===== DATA ENTRIES =====
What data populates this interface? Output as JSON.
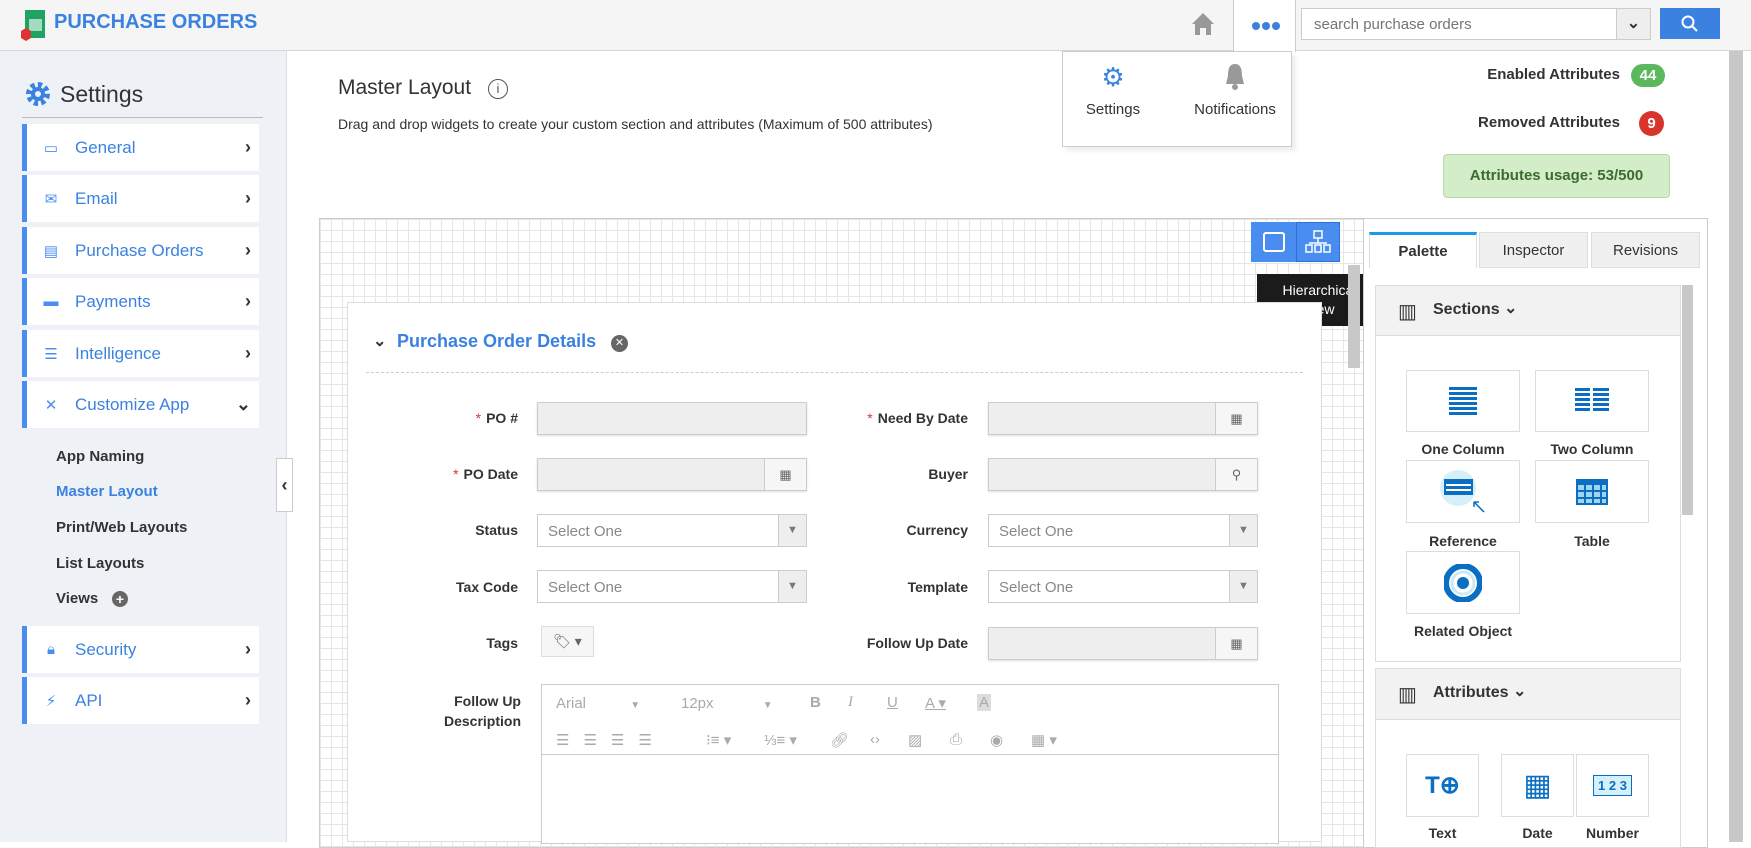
{
  "header": {
    "app_title": "PURCHASE ORDERS",
    "search_placeholder": "search purchase orders",
    "home_icon": "home-icon",
    "more_icon": "ellipsis-icon"
  },
  "popover": {
    "settings": "Settings",
    "notifications": "Notifications"
  },
  "sidebar": {
    "title": "Settings",
    "items": [
      {
        "label": "General",
        "icon": "monitor-icon"
      },
      {
        "label": "Email",
        "icon": "envelope-icon"
      },
      {
        "label": "Purchase Orders",
        "icon": "form-icon"
      },
      {
        "label": "Payments",
        "icon": "card-icon"
      },
      {
        "label": "Intelligence",
        "icon": "list-icon"
      },
      {
        "label": "Customize App",
        "icon": "tools-icon"
      }
    ],
    "sub_items": [
      {
        "label": "App Naming"
      },
      {
        "label": "Master Layout",
        "active": true
      },
      {
        "label": "Print/Web Layouts"
      },
      {
        "label": "List Layouts"
      },
      {
        "label": "Views"
      }
    ],
    "bottom_items": [
      {
        "label": "Security",
        "icon": "lock-icon"
      },
      {
        "label": "API",
        "icon": "plug-icon"
      }
    ]
  },
  "main": {
    "title": "Master Layout",
    "subtitle": "Drag and drop widgets to create your custom section and attributes (Maximum of 500 attributes)"
  },
  "stats": {
    "enabled_label": "Enabled Attributes",
    "enabled_count": "44",
    "removed_label": "Removed Attributes",
    "removed_count": "9",
    "usage": "Attributes usage: 53/500",
    "colors": {
      "enabled": "#5cb85c",
      "removed": "#d9342b",
      "usage_bg": "#d4edc9"
    }
  },
  "tooltip": "Hierarchical View",
  "section": {
    "title": "Purchase Order Details",
    "fields_left": [
      {
        "label": "PO #",
        "required": true,
        "type": "text"
      },
      {
        "label": "PO Date",
        "required": true,
        "type": "date"
      },
      {
        "label": "Status",
        "type": "select",
        "value": "Select One"
      },
      {
        "label": "Tax Code",
        "type": "select",
        "value": "Select One"
      },
      {
        "label": "Tags",
        "type": "tags"
      }
    ],
    "fields_right": [
      {
        "label": "Need By Date",
        "required": true,
        "type": "date"
      },
      {
        "label": "Buyer",
        "type": "lookup"
      },
      {
        "label": "Currency",
        "type": "select",
        "value": "Select One"
      },
      {
        "label": "Template",
        "type": "select",
        "value": "Select One"
      },
      {
        "label": "Follow Up Date",
        "type": "date"
      }
    ],
    "description_label": "Follow Up Description",
    "editor": {
      "font": "Arial",
      "size": "12px"
    }
  },
  "palette": {
    "tabs": [
      "Palette",
      "Inspector",
      "Revisions"
    ],
    "active_tab": "Palette",
    "sections_header": "Sections",
    "section_tiles": [
      "One Column",
      "Two Column",
      "Reference",
      "Table",
      "Related Object"
    ],
    "attributes_header": "Attributes",
    "attribute_tiles": [
      "Text",
      "Date",
      "Number"
    ]
  }
}
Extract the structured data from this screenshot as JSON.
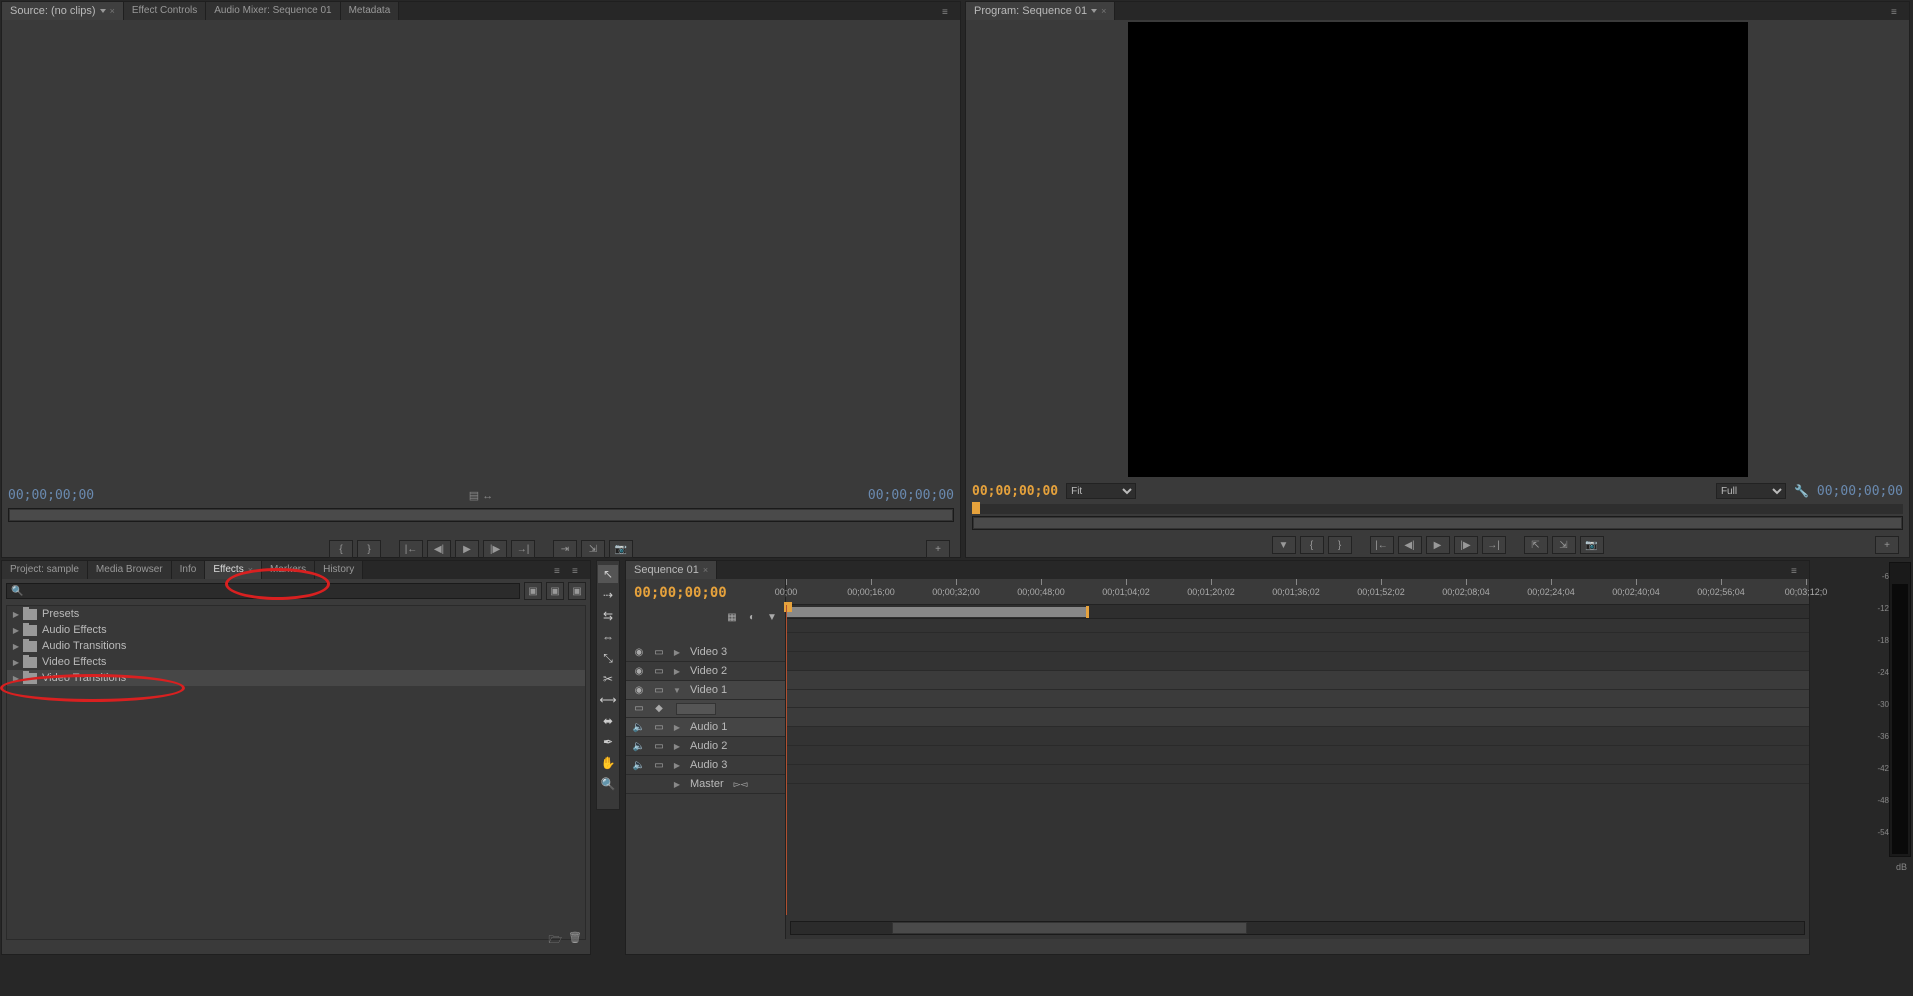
{
  "source": {
    "tabs": [
      {
        "label": "Source: (no clips)",
        "active": true,
        "dd": true
      },
      {
        "label": "Effect Controls"
      },
      {
        "label": "Audio Mixer: Sequence 01"
      },
      {
        "label": "Metadata"
      }
    ],
    "time_left": "00;00;00;00",
    "time_right": "00;00;00;00"
  },
  "program": {
    "tab": "Program: Sequence 01",
    "time_left": "00;00;00;00",
    "fit": "Fit",
    "full": "Full",
    "time_right": "00;00;00;00"
  },
  "project": {
    "tabs": [
      {
        "label": "Project: sample"
      },
      {
        "label": "Media Browser"
      },
      {
        "label": "Info"
      },
      {
        "label": "Effects",
        "active": true,
        "close": true
      },
      {
        "label": "Markers"
      },
      {
        "label": "History"
      }
    ],
    "search_placeholder": "",
    "tree": [
      {
        "label": "Presets"
      },
      {
        "label": "Audio Effects"
      },
      {
        "label": "Audio Transitions"
      },
      {
        "label": "Video Effects"
      },
      {
        "label": "Video Transitions",
        "sel": true
      }
    ]
  },
  "timeline": {
    "tab": "Sequence 01",
    "playhead": "00;00;00;00",
    "ruler": [
      "00;00",
      "00;00;16;00",
      "00;00;32;00",
      "00;00;48;00",
      "00;01;04;02",
      "00;01;20;02",
      "00;01;36;02",
      "00;01;52;02",
      "00;02;08;04",
      "00;02;24;04",
      "00;02;40;04",
      "00;02;56;04",
      "00;03;12;0"
    ],
    "tracks": [
      {
        "label": "Video 3",
        "type": "v"
      },
      {
        "label": "Video 2",
        "type": "v"
      },
      {
        "label": "Video 1",
        "type": "v",
        "expanded": true,
        "sel": true
      },
      {
        "label": "Audio 1",
        "type": "a",
        "sel": true
      },
      {
        "label": "Audio 2",
        "type": "a"
      },
      {
        "label": "Audio 3",
        "type": "a"
      },
      {
        "label": "Master",
        "type": "m"
      }
    ]
  },
  "meter": {
    "ticks": [
      "-6",
      "-12",
      "-18",
      "-24",
      "-30",
      "-36",
      "-42",
      "-48",
      "-54"
    ],
    "label": "dB"
  },
  "icons": {
    "eye": "◉",
    "speaker": "🔈",
    "lock": "🔒",
    "cog": "⚙"
  }
}
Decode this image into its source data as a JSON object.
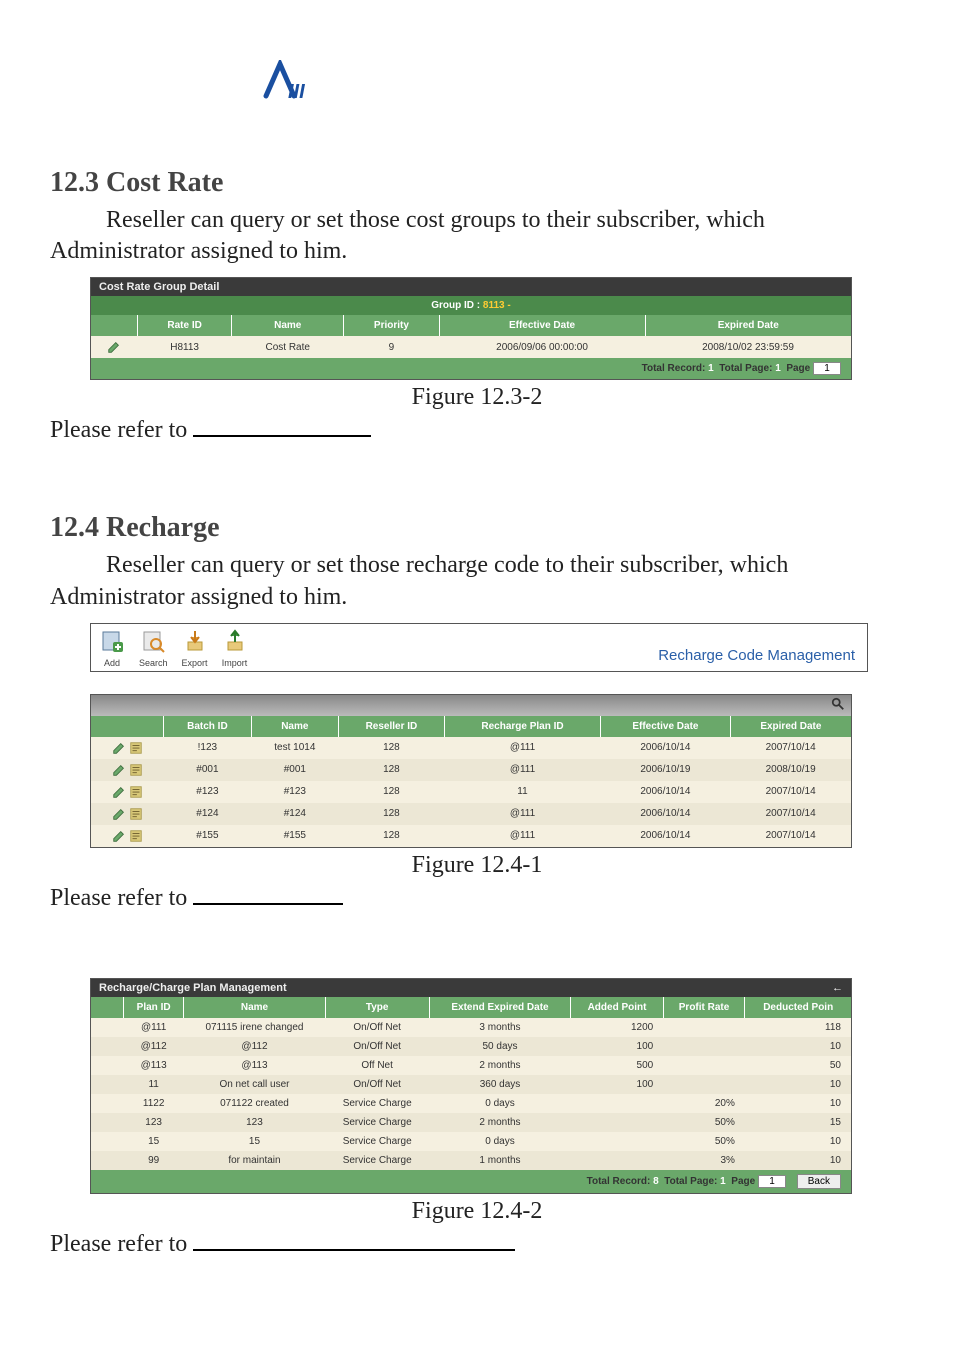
{
  "logo_alt": "logo",
  "section_12_3": {
    "heading": "12.3 Cost Rate",
    "paragraph": "Reseller can query or set those cost groups to their subscriber, which Administrator assigned to him.",
    "figure_caption": "Figure 12.3-2",
    "refer_text": "Please refer to ",
    "screenshot": {
      "title_bar": "Cost Rate Group Detail",
      "group_label": "Group ID : ",
      "group_value": "8113 - ",
      "columns": [
        "",
        "Rate ID",
        "Name",
        "Priority",
        "Effective Date",
        "Expired Date"
      ],
      "row": {
        "rate_id": "H8113",
        "name": "Cost Rate",
        "priority": "9",
        "effective": "2006/09/06 00:00:00",
        "expired": "2008/10/02 23:59:59"
      },
      "footer": {
        "total_record_label": "Total Record:",
        "total_record_value": "1",
        "total_page_label": "Total Page:",
        "total_page_value": "1",
        "page_label": "Page",
        "page_value": "1"
      }
    }
  },
  "section_12_4": {
    "heading": "12.4 Recharge",
    "paragraph": "Reseller can query or set those recharge code to their subscriber, which Administrator assigned to him.",
    "figure1_caption": "Figure 12.4-1",
    "figure2_caption": "Figure 12.4-2",
    "refer_text": "Please refer to ",
    "toolbar": {
      "items": [
        "Add",
        "Search",
        "Export",
        "Import"
      ],
      "title": "Recharge Code Management"
    },
    "code_table": {
      "columns": [
        "",
        "Batch ID",
        "Name",
        "Reseller ID",
        "Recharge Plan ID",
        "Effective Date",
        "Expired Date"
      ],
      "rows": [
        {
          "batch": "!123",
          "name": "test 1014",
          "reseller": "128",
          "plan": "@111",
          "eff": "2006/10/14",
          "exp": "2007/10/14"
        },
        {
          "batch": "#001",
          "name": "#001",
          "reseller": "128",
          "plan": "@111",
          "eff": "2006/10/19",
          "exp": "2008/10/19"
        },
        {
          "batch": "#123",
          "name": "#123",
          "reseller": "128",
          "plan": "11",
          "eff": "2006/10/14",
          "exp": "2007/10/14"
        },
        {
          "batch": "#124",
          "name": "#124",
          "reseller": "128",
          "plan": "@111",
          "eff": "2006/10/14",
          "exp": "2007/10/14"
        },
        {
          "batch": "#155",
          "name": "#155",
          "reseller": "128",
          "plan": "@111",
          "eff": "2006/10/14",
          "exp": "2007/10/14"
        }
      ]
    },
    "plan_table": {
      "title_bar": "Recharge/Charge Plan Management",
      "columns": [
        "",
        "Plan ID",
        "Name",
        "Type",
        "Extend Expired Date",
        "Added Point",
        "Profit Rate",
        "Deducted Poin"
      ],
      "rows": [
        {
          "plan": "@111",
          "name": "071115 irene changed",
          "type": "On/Off Net",
          "ext": "3 months",
          "added": "1200",
          "profit": "",
          "deduct": "118"
        },
        {
          "plan": "@112",
          "name": "@112",
          "type": "On/Off Net",
          "ext": "50 days",
          "added": "100",
          "profit": "",
          "deduct": "10"
        },
        {
          "plan": "@113",
          "name": "@113",
          "type": "Off Net",
          "ext": "2 months",
          "added": "500",
          "profit": "",
          "deduct": "50"
        },
        {
          "plan": "11",
          "name": "On net call user",
          "type": "On/Off Net",
          "ext": "360 days",
          "added": "100",
          "profit": "",
          "deduct": "10"
        },
        {
          "plan": "1122",
          "name": "071122 created",
          "type": "Service Charge",
          "ext": "0 days",
          "added": "",
          "profit": "20%",
          "deduct": "10"
        },
        {
          "plan": "123",
          "name": "123",
          "type": "Service Charge",
          "ext": "2 months",
          "added": "",
          "profit": "50%",
          "deduct": "15"
        },
        {
          "plan": "15",
          "name": "15",
          "type": "Service Charge",
          "ext": "0 days",
          "added": "",
          "profit": "50%",
          "deduct": "10"
        },
        {
          "plan": "99",
          "name": "for maintain",
          "type": "Service Charge",
          "ext": "1 months",
          "added": "",
          "profit": "3%",
          "deduct": "10"
        }
      ],
      "footer": {
        "total_record_label": "Total Record:",
        "total_record_value": "8",
        "total_page_label": "Total Page:",
        "total_page_value": "1",
        "page_label": "Page",
        "page_value": "1",
        "back_label": "Back"
      }
    }
  }
}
=====
For this exercise, gather every line of the data that contains the word "query".

EXERCISE ANSWER
    "paragraph": "Reseller can query or set those cost groups to their subscriber, which Administrator assigned to him.",
    "paragraph": "Reseller can query or set those recharge code to their subscriber, which Administrator assigned to him.",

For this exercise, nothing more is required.